• **Text shown**
===

Great* Wizards of Literature

This week, I thought I’d make you a list of great wizards in literature.

Smoke 1

You’re a list of great wizards in literature!

More seriously (but still not completely), and in approximate order of ancientry:

1) Merlin

First appearance in (written) literature: 1136, i.e. Before English, courtesy of Geoffrey of Monmouth, who turned him from Welsh into Latin. Best known for his connection with King Arthur.

My favourite incarnation is in T.H. White‘s The Sword in the Stone (1938). Enchanted tea-things that wash up after themselves? That’s my kind of wizard. “Let’s dunk the teapot!” Also sound on tiggies.

2) Gandalf

First revealed to the reading public in 1937, in Tolkein’s The Hobbit.
The very epitome of the wise elder, with his robes, his shabby hat, his staff, and his contributions in the area of entertaining explosions.

Fireworks

3) Tim the Enchanter

“I – am an enchanter…. There are some who call me – Tim.”
Literature might be stretching the point slightly in the case of Monty Python‘s 1975 creation, but movies are stories too – let us not be snobbish.
He also is skilled in the area of explosions (if not so decorative as Gandalf’s) and warns the Holy Grail-hunters of the perils of the killer rabbit. “Death awaits you all with nasty big pointy teeth.” Indeed.

===

Reproduce the text on great wizards in literature in full, word for word.

===

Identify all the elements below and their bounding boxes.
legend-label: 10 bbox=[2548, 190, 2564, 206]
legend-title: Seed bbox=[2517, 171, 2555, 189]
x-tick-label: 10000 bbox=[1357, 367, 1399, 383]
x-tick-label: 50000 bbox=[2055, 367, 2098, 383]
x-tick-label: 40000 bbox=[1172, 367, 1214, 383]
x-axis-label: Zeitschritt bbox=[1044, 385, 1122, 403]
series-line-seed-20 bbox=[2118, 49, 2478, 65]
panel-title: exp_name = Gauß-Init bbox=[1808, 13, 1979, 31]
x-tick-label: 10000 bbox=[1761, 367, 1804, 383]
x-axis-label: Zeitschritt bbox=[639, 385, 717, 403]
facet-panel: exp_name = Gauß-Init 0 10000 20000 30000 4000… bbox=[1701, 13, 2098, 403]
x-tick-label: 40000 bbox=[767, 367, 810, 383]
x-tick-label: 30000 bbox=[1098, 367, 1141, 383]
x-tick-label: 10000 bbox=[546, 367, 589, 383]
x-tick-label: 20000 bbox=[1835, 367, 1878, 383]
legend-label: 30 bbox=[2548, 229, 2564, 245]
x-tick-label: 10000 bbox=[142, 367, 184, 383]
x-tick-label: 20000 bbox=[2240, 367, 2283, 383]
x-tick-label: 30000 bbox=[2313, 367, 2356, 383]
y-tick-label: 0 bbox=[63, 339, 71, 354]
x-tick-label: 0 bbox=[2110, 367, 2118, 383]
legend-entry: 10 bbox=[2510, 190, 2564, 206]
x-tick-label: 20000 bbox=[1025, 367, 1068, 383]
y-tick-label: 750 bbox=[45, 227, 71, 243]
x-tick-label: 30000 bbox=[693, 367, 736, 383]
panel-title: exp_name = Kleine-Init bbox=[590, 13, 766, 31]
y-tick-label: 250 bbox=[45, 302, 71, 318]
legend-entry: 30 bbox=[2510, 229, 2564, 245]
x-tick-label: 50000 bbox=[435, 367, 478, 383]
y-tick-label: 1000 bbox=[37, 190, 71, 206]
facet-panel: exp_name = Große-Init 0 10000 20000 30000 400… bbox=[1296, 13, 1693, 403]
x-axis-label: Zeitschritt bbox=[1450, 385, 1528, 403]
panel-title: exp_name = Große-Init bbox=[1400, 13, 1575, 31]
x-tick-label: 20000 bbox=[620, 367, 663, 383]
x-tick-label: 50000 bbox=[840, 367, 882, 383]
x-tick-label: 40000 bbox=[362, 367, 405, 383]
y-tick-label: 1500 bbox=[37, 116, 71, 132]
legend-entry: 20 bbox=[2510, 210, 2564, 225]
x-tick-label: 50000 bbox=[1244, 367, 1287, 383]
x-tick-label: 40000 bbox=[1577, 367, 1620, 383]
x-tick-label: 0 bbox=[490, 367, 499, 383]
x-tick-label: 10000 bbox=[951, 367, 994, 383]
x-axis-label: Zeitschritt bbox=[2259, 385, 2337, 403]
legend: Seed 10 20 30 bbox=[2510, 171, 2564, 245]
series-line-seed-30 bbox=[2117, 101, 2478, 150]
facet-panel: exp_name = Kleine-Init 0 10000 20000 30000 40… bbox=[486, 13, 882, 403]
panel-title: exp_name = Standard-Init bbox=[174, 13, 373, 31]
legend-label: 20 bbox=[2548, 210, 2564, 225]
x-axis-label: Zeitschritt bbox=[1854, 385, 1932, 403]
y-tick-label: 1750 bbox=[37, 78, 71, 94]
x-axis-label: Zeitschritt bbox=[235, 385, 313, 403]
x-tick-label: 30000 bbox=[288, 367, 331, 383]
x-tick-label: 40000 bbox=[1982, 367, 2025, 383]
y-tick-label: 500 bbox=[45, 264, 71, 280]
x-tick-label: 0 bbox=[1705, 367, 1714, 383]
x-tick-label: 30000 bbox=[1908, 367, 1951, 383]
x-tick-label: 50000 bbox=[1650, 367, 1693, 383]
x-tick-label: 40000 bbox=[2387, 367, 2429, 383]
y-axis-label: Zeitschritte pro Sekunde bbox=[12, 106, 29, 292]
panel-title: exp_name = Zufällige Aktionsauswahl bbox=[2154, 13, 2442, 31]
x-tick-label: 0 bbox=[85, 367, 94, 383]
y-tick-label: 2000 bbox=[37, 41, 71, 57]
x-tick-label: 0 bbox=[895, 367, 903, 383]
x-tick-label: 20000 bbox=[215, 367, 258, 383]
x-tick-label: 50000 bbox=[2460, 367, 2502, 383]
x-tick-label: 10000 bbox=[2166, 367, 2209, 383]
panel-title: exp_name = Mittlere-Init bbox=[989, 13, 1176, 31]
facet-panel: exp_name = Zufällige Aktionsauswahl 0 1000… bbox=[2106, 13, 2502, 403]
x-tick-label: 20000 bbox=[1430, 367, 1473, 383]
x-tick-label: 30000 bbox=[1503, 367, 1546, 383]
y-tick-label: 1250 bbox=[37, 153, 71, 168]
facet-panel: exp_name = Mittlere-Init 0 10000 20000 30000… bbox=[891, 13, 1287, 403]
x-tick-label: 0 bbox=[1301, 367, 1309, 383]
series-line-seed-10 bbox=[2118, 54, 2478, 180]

===

• **Answer to this task**
Great* Wizards of Literature

This week, I thought I’d make you a list of great wizards in literature.

Smoke 1

You’re a list of great wizards in literature!

More seriously (but still not completely), and in approximate order of ancientry:

1) Merlin

First appearance in (written) literature: 1136, i.e. Before English, courtesy of Geoffrey of Monmouth, who turned him from Welsh into Latin. Best known for his connection with King Arthur.

My favourite incarnation is in T.H. White‘s The Sword in the Stone (1938). Enchanted tea-things that wash up after themselves? That’s my kind of wizard. “Let’s dunk the teapot!” Also sound on tiggies.

2) Gandalf

First revealed to the reading public in 1937, in Tolkein’s The Hobbit.
The very epitome of the wise elder, with his robes, his shabby hat, his staff, and his contributions in the area of entertaining explosions.

Fireworks

3) Tim the Enchanter

“I – am an enchanter…. There are some who call me – Tim.”
Literature might be stretching the point slightly in the case of Monty Python‘s 1975 creation, but movies are stories too – let us not be snobbish.
He also is skilled in the area of explosions (if not so decorative as Gandalf’s) and warns the Holy Grail-hunters of the perils of the killer rabbit. “Death awaits you all with nasty big pointy teeth.” Indeed.